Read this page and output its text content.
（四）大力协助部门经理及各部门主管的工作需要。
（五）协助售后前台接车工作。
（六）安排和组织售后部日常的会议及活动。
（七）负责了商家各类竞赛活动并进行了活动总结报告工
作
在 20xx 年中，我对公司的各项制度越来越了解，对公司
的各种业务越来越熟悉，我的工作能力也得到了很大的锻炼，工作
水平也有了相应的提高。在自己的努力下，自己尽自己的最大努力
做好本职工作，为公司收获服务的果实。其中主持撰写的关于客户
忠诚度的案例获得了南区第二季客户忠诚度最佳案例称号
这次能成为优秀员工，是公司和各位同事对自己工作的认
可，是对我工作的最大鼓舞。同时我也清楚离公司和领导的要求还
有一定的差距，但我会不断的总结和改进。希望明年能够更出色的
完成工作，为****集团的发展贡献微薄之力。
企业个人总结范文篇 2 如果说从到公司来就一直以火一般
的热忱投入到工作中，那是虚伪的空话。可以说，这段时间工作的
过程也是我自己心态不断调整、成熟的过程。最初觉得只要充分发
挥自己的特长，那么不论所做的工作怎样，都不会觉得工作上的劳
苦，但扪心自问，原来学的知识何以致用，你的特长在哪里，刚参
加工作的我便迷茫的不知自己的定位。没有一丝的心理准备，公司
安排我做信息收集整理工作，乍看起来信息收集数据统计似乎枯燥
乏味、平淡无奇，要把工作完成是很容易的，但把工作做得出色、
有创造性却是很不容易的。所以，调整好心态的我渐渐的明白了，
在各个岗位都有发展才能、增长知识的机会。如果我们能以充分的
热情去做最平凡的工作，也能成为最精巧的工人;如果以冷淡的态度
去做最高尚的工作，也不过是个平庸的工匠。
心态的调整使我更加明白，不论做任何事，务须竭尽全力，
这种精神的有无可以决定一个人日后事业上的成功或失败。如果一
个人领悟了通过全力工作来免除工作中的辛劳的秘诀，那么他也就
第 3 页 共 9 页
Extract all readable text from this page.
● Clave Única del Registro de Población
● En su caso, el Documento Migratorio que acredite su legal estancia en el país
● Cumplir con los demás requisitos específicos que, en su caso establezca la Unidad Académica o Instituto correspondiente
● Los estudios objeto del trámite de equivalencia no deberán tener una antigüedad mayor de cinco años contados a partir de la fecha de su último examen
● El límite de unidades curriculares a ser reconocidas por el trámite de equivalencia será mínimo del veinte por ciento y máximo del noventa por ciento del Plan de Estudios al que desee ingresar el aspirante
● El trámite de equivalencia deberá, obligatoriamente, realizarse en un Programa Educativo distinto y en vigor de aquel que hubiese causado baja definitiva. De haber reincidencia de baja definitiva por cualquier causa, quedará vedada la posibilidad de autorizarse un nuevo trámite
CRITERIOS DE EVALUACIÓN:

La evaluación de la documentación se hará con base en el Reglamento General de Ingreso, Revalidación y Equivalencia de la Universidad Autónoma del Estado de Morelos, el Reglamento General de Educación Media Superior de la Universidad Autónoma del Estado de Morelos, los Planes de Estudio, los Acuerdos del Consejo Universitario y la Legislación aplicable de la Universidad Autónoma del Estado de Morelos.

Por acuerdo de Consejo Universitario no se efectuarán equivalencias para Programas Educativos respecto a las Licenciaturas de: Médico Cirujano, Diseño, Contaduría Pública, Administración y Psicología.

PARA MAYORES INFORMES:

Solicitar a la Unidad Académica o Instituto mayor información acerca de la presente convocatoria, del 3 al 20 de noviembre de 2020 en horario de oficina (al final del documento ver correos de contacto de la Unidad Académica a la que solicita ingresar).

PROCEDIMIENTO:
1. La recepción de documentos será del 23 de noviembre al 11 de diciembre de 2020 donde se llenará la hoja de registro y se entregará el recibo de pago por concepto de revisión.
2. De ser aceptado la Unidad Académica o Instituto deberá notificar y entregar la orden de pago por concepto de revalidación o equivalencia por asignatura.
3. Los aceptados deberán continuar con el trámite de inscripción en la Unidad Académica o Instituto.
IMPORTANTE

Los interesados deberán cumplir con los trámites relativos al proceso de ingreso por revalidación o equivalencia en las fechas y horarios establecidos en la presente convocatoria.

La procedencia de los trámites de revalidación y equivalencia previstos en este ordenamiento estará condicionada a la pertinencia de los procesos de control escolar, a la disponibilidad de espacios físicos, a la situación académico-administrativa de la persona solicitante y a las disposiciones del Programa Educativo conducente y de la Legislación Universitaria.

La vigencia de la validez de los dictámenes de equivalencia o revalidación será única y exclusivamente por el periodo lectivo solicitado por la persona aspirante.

◇ ◇ ◇

→ **Goal**
Exactly as written, please output every entry.

→ **The output**
Read this page and output its text content.
（四）大力协助部门经理及各部门主管的工作需要。
（五）协助售后前台接车工作。
（六）安排和组织售后部日常的会议及活动。
（七）负责了商家各类竞赛活动并进行了活动总结报告工
作
在 20xx 年中，我对公司的各项制度越来越了解，对公司
的各种业务越来越熟悉，我的工作能力也得到了很大的锻炼，工作
水平也有了相应的提高。在自己的努力下，自己尽自己的最大努力
做好本职工作，为公司收获服务的果实。其中主持撰写的关于客户
忠诚度的案例获得了南区第二季客户忠诚度最佳案例称号
这次能成为优秀员工，是公司和各位同事对自己工作的认
可，是对我工作的最大鼓舞。同时我也清楚离公司和领导的要求还
有一定的差距，但我会不断的总结和改进。希望明年能够更出色的
完成工作，为****集团的发展贡献微薄之力。
企业个人总结范文篇 2 如果说从到公司来就一直以火一般
的热忱投入到工作中，那是虚伪的空话。可以说，这段时间工作的
过程也是我自己心态不断调整、成熟的过程。最初觉得只要充分发
挥自己的特长，那么不论所做的工作怎样，都不会觉得工作上的劳
苦，但扪心自问，原来学的知识何以致用，你的特长在哪里，刚参
加工作的我便迷茫的不知自己的定位。没有一丝的心理准备，公司
安排我做信息收集整理工作，乍看起来信息收集数据统计似乎枯燥
乏味、平淡无奇，要把工作完成是很容易的，但把工作做得出色、
有创造性却是很不容易的。所以，调整好心态的我渐渐的明白了，
在各个岗位都有发展才能、增长知识的机会。如果我们能以充分的
热情去做最平凡的工作，也能成为最精巧的工人;如果以冷淡的态度
去做最高尚的工作，也不过是个平庸的工匠。
心态的调整使我更加明白，不论做任何事，务须竭尽全力，
这种精神的有无可以决定一个人日后事业上的成功或失败。如果一
个人领悟了通过全力工作来免除工作中的辛劳的秘诀，那么他也就
第 3 页 共 9 页
Extract all readable text from this page.
● Clave Única del Registro de Población
● En su caso, el Documento Migratorio que acredite su legal estancia en el país
● Cumplir con los demás requisitos específicos que, en su caso establezca la Unidad Académica o Instituto correspondiente
● Los estudios objeto del trámite de equivalencia no deberán tener una antigüedad mayor de cinco años contados a partir de la fecha de su último examen
● El límite de unidades curriculares a ser reconocidas por el trámite de equivalencia será mínimo del veinte por ciento y máximo del noventa por ciento del Plan de Estudios al que desee ingresar el aspirante
● El trámite de equivalencia deberá, obligatoriamente, realizarse en un Programa Educativo distinto y en vigor de aquel que hubiese causado baja definitiva. De haber reincidencia de baja definitiva por cualquier causa, quedará vedada la posibilidad de autorizarse un nuevo trámite
CRITERIOS DE EVALUACIÓN:

La evaluación de la documentación se hará con base en el Reglamento General de Ingreso, Revalidación y Equivalencia de la Universidad Autónoma del Estado de Morelos, el Reglamento General de Educación Media Superior de la Universidad Autónoma del Estado de Morelos, los Planes de Estudio, los Acuerdos del Consejo Universitario y la Legislación aplicable de la Universidad Autónoma del Estado de Morelos.

Por acuerdo de Consejo Universitario no se efectuarán equivalencias para Programas Educativos respecto a las Licenciaturas de: Médico Cirujano, Diseño, Contaduría Pública, Administración y Psicología.

PARA MAYORES INFORMES:

Solicitar a la Unidad Académica o Instituto mayor información acerca de la presente convocatoria, del 3 al 20 de noviembre de 2020 en horario de oficina (al final del documento ver correos de contacto de la Unidad Académica a la que solicita ingresar).

PROCEDIMIENTO:
1. La recepción de documentos será del 23 de noviembre al 11 de diciembre de 2020 donde se llenará la hoja de registro y se entregará el recibo de pago por concepto de revisión.
2. De ser aceptado la Unidad Académica o Instituto deberá notificar y entregar la orden de pago por concepto de revalidación o equivalencia por asignatura.
3. Los aceptados deberán continuar con el trámite de inscripción en la Unidad Académica o Instituto.
IMPORTANTE

Los interesados deberán cumplir con los trámites relativos al proceso de ingreso por revalidación o equivalencia en las fechas y horarios establecidos en la presente convocatoria.

La procedencia de los trámites de revalidación y equivalencia previstos en este ordenamiento estará condicionada a la pertinencia de los procesos de control escolar, a la disponibilidad de espacios físicos, a la situación académico-administrativa de la persona solicitante y a las disposiciones del Programa Educativo conducente y de la Legislación Universitaria.

La vigencia de la validez de los dictámenes de equivalencia o revalidación será única y exclusivamente por el periodo lectivo solicitado por la persona aspirante.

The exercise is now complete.